Spot each line that carries the word "MODIS"; copy those lines.

- **Entries supplied**
::::::

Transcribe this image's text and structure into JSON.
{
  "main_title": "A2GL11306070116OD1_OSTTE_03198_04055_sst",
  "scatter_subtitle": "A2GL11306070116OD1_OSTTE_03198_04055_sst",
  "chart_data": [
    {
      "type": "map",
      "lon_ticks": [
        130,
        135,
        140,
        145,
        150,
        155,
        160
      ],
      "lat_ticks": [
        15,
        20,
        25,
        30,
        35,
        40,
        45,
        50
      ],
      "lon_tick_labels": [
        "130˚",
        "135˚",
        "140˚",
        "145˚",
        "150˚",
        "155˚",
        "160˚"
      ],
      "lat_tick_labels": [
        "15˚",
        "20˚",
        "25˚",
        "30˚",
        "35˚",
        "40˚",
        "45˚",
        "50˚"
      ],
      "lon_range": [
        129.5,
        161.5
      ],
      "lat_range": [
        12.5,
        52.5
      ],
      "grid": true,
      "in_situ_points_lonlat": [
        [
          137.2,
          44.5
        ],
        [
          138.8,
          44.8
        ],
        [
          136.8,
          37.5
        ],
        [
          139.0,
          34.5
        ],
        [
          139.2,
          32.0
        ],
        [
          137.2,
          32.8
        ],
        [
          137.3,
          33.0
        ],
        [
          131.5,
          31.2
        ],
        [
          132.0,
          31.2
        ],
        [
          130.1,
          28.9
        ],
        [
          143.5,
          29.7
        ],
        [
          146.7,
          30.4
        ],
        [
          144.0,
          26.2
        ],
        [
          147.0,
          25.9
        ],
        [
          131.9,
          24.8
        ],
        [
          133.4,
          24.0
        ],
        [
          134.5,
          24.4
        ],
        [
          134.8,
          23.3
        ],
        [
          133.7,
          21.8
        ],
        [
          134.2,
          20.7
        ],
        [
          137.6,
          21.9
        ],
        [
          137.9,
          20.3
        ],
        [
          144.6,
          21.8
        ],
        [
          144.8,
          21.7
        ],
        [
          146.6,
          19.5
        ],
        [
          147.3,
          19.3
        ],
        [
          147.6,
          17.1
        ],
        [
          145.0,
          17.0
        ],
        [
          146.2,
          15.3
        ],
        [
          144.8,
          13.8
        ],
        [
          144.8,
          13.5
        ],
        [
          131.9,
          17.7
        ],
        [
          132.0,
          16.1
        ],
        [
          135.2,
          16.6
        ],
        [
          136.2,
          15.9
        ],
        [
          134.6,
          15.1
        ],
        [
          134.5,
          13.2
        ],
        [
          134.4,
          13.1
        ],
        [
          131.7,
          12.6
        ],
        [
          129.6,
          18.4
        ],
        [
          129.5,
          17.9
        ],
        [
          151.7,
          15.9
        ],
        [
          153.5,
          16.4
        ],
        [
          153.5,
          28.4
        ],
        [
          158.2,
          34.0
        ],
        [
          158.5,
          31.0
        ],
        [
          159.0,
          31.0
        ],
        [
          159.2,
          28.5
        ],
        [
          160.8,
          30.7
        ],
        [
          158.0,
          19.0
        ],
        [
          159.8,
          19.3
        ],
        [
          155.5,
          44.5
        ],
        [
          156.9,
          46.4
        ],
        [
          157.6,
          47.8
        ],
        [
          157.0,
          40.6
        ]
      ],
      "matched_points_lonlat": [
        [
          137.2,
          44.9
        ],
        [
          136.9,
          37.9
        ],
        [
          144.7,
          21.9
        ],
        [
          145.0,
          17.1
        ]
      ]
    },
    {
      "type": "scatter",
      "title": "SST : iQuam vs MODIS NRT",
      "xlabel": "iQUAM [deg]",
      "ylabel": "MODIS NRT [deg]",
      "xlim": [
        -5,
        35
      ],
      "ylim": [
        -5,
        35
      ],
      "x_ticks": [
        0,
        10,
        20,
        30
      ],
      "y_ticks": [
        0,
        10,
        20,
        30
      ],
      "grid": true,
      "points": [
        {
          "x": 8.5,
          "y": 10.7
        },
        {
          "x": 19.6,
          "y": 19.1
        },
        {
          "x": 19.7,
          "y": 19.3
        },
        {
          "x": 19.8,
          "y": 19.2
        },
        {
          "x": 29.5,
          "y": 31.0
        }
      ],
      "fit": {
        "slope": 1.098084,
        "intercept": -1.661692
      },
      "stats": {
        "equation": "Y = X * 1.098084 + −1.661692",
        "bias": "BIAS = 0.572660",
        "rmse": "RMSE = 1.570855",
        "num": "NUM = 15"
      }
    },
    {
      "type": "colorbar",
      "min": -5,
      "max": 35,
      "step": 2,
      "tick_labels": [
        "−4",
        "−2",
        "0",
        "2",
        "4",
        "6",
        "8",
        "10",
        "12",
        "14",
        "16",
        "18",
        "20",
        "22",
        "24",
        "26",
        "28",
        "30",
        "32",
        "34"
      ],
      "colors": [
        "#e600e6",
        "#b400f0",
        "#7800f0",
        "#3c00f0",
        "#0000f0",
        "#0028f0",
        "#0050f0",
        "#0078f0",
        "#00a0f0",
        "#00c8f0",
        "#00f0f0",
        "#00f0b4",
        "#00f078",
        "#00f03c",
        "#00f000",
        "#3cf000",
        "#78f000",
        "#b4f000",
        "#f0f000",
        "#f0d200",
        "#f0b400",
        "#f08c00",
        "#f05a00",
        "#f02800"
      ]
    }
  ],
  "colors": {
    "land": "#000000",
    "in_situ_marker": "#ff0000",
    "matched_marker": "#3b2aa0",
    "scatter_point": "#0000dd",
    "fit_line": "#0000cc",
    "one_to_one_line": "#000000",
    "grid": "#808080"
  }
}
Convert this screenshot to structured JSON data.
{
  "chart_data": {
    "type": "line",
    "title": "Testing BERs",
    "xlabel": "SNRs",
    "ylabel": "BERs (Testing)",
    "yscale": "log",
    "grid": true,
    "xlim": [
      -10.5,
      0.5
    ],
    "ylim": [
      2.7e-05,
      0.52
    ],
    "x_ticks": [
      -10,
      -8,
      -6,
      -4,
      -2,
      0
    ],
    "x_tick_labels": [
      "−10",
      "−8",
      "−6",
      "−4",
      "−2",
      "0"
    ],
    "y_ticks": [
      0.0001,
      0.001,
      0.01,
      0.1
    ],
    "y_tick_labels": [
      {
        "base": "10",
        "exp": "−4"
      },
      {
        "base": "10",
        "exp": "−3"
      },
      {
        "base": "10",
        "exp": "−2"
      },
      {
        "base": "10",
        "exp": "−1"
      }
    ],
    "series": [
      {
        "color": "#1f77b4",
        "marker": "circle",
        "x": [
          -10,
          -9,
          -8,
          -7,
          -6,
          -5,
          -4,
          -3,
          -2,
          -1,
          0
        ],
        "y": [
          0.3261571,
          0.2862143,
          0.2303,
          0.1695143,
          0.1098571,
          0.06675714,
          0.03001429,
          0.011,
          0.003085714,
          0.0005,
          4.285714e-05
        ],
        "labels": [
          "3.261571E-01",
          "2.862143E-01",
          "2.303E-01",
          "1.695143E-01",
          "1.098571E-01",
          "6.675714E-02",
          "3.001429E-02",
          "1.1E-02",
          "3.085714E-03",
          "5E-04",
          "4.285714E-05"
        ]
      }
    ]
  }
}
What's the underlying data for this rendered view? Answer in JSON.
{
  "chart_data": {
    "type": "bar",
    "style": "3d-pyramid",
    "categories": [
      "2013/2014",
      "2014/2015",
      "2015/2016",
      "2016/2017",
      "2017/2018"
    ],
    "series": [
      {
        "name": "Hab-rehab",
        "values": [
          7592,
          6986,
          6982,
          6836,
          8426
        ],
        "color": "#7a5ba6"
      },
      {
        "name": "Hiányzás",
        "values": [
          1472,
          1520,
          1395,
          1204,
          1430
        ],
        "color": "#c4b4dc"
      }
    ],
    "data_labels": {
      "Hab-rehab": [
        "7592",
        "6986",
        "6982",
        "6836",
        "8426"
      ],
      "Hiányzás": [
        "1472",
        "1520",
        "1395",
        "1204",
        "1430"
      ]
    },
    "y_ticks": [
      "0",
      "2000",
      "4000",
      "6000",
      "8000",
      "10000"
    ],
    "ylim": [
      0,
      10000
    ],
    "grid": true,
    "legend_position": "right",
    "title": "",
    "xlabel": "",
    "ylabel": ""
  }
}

::::::

- **Exercise response**
      "title": "SST : iQuam vs MODIS NRT",
      "ylabel": "MODIS NRT [deg]",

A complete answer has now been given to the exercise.